:: ENTRIES PROVIDED ::

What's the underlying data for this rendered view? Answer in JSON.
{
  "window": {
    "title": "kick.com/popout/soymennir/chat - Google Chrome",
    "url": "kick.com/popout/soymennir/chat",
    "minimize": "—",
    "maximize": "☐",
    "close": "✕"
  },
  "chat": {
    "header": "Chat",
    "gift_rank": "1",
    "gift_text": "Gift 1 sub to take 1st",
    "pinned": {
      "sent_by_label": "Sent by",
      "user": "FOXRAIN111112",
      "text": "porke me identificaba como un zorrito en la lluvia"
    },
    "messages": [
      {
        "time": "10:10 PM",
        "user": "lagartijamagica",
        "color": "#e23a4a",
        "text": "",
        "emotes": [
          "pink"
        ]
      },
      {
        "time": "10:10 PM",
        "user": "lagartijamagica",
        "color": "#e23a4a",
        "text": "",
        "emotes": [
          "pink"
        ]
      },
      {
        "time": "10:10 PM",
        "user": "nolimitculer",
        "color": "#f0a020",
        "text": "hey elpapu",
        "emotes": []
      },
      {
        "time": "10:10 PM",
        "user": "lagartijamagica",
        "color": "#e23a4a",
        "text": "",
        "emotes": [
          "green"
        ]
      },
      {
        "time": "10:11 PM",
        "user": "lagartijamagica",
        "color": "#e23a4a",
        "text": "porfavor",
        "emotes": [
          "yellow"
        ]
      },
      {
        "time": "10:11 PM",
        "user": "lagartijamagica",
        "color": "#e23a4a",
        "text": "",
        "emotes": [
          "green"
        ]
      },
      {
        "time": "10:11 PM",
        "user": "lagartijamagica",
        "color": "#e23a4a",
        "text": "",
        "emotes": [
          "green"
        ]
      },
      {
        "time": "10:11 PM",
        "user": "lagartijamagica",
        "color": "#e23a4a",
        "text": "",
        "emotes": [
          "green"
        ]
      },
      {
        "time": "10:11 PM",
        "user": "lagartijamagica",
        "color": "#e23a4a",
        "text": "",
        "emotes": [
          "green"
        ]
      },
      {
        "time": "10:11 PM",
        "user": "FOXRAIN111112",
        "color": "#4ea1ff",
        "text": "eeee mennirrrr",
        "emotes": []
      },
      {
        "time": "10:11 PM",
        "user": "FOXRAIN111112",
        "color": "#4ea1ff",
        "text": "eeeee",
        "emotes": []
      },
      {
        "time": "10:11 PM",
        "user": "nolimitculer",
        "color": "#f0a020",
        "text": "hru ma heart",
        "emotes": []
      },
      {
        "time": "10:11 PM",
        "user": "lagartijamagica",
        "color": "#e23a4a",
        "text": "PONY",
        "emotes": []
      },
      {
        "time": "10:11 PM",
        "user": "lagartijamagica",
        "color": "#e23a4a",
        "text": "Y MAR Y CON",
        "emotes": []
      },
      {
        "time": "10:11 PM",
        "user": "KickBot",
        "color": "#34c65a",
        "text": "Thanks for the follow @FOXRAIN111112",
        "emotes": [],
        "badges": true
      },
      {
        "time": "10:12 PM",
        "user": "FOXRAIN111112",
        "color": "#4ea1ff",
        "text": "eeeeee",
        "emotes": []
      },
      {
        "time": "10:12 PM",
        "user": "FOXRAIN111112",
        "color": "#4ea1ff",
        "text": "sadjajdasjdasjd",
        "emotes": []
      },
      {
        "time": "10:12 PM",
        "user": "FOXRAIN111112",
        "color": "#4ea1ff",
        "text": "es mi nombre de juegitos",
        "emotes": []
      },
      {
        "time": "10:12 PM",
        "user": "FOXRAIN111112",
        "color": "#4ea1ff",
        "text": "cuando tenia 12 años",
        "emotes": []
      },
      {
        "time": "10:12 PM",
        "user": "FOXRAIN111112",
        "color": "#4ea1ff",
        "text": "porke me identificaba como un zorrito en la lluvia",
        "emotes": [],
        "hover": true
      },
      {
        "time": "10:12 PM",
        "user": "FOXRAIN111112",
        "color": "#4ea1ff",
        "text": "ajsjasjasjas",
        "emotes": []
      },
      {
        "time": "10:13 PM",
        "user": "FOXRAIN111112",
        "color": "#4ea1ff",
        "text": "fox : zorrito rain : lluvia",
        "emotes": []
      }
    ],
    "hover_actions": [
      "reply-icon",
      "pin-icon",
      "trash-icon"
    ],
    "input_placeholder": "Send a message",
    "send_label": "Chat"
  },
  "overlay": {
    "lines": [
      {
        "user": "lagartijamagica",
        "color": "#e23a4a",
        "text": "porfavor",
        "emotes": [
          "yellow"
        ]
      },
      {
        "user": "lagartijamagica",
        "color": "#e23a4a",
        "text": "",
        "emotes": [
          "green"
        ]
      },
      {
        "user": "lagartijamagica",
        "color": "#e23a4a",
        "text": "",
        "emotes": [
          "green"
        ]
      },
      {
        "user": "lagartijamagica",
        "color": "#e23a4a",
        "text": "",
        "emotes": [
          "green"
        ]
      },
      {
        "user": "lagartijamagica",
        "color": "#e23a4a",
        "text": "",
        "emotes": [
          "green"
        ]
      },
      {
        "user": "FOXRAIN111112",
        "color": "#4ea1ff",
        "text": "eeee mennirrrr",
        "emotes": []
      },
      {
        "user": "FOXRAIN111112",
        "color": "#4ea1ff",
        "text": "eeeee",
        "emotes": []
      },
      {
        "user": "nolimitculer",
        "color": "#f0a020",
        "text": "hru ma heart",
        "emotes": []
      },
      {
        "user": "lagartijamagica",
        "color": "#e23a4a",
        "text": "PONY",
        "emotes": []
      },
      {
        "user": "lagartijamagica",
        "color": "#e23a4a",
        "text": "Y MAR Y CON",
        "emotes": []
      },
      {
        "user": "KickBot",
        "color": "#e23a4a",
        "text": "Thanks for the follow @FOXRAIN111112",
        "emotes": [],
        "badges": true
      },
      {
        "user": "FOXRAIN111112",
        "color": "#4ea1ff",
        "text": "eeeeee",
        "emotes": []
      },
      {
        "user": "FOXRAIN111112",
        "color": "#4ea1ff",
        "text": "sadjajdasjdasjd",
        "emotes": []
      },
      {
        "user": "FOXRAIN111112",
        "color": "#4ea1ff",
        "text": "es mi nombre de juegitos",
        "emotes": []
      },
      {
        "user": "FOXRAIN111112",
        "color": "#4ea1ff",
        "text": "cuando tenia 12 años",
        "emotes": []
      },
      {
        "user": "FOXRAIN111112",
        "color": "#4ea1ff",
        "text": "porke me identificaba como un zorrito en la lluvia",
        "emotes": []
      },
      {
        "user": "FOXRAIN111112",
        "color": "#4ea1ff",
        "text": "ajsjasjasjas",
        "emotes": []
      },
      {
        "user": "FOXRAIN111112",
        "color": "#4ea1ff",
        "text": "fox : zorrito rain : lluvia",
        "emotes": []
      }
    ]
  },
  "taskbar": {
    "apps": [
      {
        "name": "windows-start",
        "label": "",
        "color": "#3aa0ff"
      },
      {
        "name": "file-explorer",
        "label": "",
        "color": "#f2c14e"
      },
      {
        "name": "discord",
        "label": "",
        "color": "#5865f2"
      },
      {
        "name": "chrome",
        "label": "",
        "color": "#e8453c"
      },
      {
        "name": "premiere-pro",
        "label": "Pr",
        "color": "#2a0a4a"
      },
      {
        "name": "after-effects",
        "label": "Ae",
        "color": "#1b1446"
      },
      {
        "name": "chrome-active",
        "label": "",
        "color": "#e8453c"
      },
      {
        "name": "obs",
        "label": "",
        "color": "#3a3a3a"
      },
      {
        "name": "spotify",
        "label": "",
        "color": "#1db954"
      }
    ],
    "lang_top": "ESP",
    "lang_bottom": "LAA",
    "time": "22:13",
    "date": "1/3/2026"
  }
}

:::

All of the data shown above must be copied exactly.

### THE RESPONSE
What's the underlying data for this rendered view? Answer in JSON.
{
  "window": {
    "title": "kick.com/popout/soymennir/chat - Google Chrome",
    "url": "kick.com/popout/soymennir/chat",
    "minimize": "—",
    "maximize": "☐",
    "close": "✕"
  },
  "chat": {
    "header": "Chat",
    "gift_rank": "1",
    "gift_text": "Gift 1 sub to take 1st",
    "pinned": {
      "sent_by_label": "Sent by",
      "user": "FOXRAIN111112",
      "text": "porke me identificaba como un zorrito en la lluvia"
    },
    "messages": [
      {
        "time": "10:10 PM",
        "user": "lagartijamagica",
        "color": "#e23a4a",
        "text": "",
        "emotes": [
          "pink"
        ]
      },
      {
        "time": "10:10 PM",
        "user": "lagartijamagica",
        "color": "#e23a4a",
        "text": "",
        "emotes": [
          "pink"
        ]
      },
      {
        "time": "10:10 PM",
        "user": "nolimitculer",
        "color": "#f0a020",
        "text": "hey elpapu",
        "emotes": []
      },
      {
        "time": "10:10 PM",
        "user": "lagartijamagica",
        "color": "#e23a4a",
        "text": "",
        "emotes": [
          "green"
        ]
      },
      {
        "time": "10:11 PM",
        "user": "lagartijamagica",
        "color": "#e23a4a",
        "text": "porfavor",
        "emotes": [
          "yellow"
        ]
      },
      {
        "time": "10:11 PM",
        "user": "lagartijamagica",
        "color": "#e23a4a",
        "text": "",
        "emotes": [
          "green"
        ]
      },
      {
        "time": "10:11 PM",
        "user": "lagartijamagica",
        "color": "#e23a4a",
        "text": "",
        "emotes": [
          "green"
        ]
      },
      {
        "time": "10:11 PM",
        "user": "lagartijamagica",
        "color": "#e23a4a",
        "text": "",
        "emotes": [
          "green"
        ]
      },
      {
        "time": "10:11 PM",
        "user": "lagartijamagica",
        "color": "#e23a4a",
        "text": "",
        "emotes": [
          "green"
        ]
      },
      {
        "time": "10:11 PM",
        "user": "FOXRAIN111112",
        "color": "#4ea1ff",
        "text": "eeee mennirrrr",
        "emotes": []
      },
      {
        "time": "10:11 PM",
        "user": "FOXRAIN111112",
        "color": "#4ea1ff",
        "text": "eeeee",
        "emotes": []
      },
      {
        "time": "10:11 PM",
        "user": "nolimitculer",
        "color": "#f0a020",
        "text": "hru ma heart",
        "emotes": []
      },
      {
        "time": "10:11 PM",
        "user": "lagartijamagica",
        "color": "#e23a4a",
        "text": "PONY",
        "emotes": []
      },
      {
        "time": "10:11 PM",
        "user": "lagartijamagica",
        "color": "#e23a4a",
        "text": "Y MAR Y CON",
        "emotes": []
      },
      {
        "time": "10:11 PM",
        "user": "KickBot",
        "color": "#34c65a",
        "text": "Thanks for the follow @FOXRAIN111112",
        "emotes": [],
        "badges": true
      },
      {
        "time": "10:12 PM",
        "user": "FOXRAIN111112",
        "color": "#4ea1ff",
        "text": "eeeeee",
        "emotes": []
      },
      {
        "time": "10:12 PM",
        "user": "FOXRAIN111112",
        "color": "#4ea1ff",
        "text": "sadjajdasjdasjd",
        "emotes": []
      },
      {
        "time": "10:12 PM",
        "user": "FOXRAIN111112",
        "color": "#4ea1ff",
        "text": "es mi nombre de juegitos",
        "emotes": []
      },
      {
        "time": "10:12 PM",
        "user": "FOXRAIN111112",
        "color": "#4ea1ff",
        "text": "cuando tenia 12 años",
        "emotes": []
      },
      {
        "time": "10:12 PM",
        "user": "FOXRAIN111112",
        "color": "#4ea1ff",
        "text": "porke me identificaba como un zorrito en la lluvia",
        "emotes": [],
        "hover": true
      },
      {
        "time": "10:12 PM",
        "user": "FOXRAIN111112",
        "color": "#4ea1ff",
        "text": "ajsjasjasjas",
        "emotes": []
      },
      {
        "time": "10:13 PM",
        "user": "FOXRAIN111112",
        "color": "#4ea1ff",
        "text": "fox : zorrito rain : lluvia",
        "emotes": []
      }
    ],
    "hover_actions": [
      "reply-icon",
      "pin-icon",
      "trash-icon"
    ],
    "input_placeholder": "Send a message",
    "send_label": "Chat"
  },
  "overlay": {
    "lines": [
      {
        "user": "lagartijamagica",
        "color": "#e23a4a",
        "text": "porfavor",
        "emotes": [
          "yellow"
        ]
      },
      {
        "user": "lagartijamagica",
        "color": "#e23a4a",
        "text": "",
        "emotes": [
          "green"
        ]
      },
      {
        "user": "lagartijamagica",
        "color": "#e23a4a",
        "text": "",
        "emotes": [
          "green"
        ]
      },
      {
        "user": "lagartijamagica",
        "color": "#e23a4a",
        "text": "",
        "emotes": [
          "green"
        ]
      },
      {
        "user": "lagartijamagica",
        "color": "#e23a4a",
        "text": "",
        "emotes": [
          "green"
        ]
      },
      {
        "user": "FOXRAIN111112",
        "color": "#4ea1ff",
        "text": "eeee mennirrrr",
        "emotes": []
      },
      {
        "user": "FOXRAIN111112",
        "color": "#4ea1ff",
        "text": "eeeee",
        "emotes": []
      },
      {
        "user": "nolimitculer",
        "color": "#f0a020",
        "text": "hru ma heart",
        "emotes": []
      },
      {
        "user": "lagartijamagica",
        "color": "#e23a4a",
        "text": "PONY",
        "emotes": []
      },
      {
        "user": "lagartijamagica",
        "color": "#e23a4a",
        "text": "Y MAR Y CON",
        "emotes": []
      },
      {
        "user": "KickBot",
        "color": "#e23a4a",
        "text": "Thanks for the follow @FOXRAIN111112",
        "emotes": [],
        "badges": true
      },
      {
        "user": "FOXRAIN111112",
        "color": "#4ea1ff",
        "text": "eeeeee",
        "emotes": []
      },
      {
        "user": "FOXRAIN111112",
        "color": "#4ea1ff",
        "text": "sadjajdasjdasjd",
        "emotes": []
      },
      {
        "user": "FOXRAIN111112",
        "color": "#4ea1ff",
        "text": "es mi nombre de juegitos",
        "emotes": []
      },
      {
        "user": "FOXRAIN111112",
        "color": "#4ea1ff",
        "text": "cuando tenia 12 años",
        "emotes": []
      },
      {
        "user": "FOXRAIN111112",
        "color": "#4ea1ff",
        "text": "porke me identificaba como un zorrito en la lluvia",
        "emotes": []
      },
      {
        "user": "FOXRAIN111112",
        "color": "#4ea1ff",
        "text": "ajsjasjasjas",
        "emotes": []
      },
      {
        "user": "FOXRAIN111112",
        "color": "#4ea1ff",
        "text": "fox : zorrito rain : lluvia",
        "emotes": []
      }
    ]
  },
  "taskbar": {
    "apps": [
      {
        "name": "windows-start",
        "label": "",
        "color": "#3aa0ff"
      },
      {
        "name": "file-explorer",
        "label": "",
        "color": "#f2c14e"
      },
      {
        "name": "discord",
        "label": "",
        "color": "#5865f2"
      },
      {
        "name": "chrome",
        "label": "",
        "color": "#e8453c"
      },
      {
        "name": "premiere-pro",
        "label": "Pr",
        "color": "#2a0a4a"
      },
      {
        "name": "after-effects",
        "label": "Ae",
        "color": "#1b1446"
      },
      {
        "name": "chrome-active",
        "label": "",
        "color": "#e8453c"
      },
      {
        "name": "obs",
        "label": "",
        "color": "#3a3a3a"
      },
      {
        "name": "spotify",
        "label": "",
        "color": "#1db954"
      }
    ],
    "lang_top": "ESP",
    "lang_bottom": "LAA",
    "time": "22:13",
    "date": "1/3/2026"
  }
}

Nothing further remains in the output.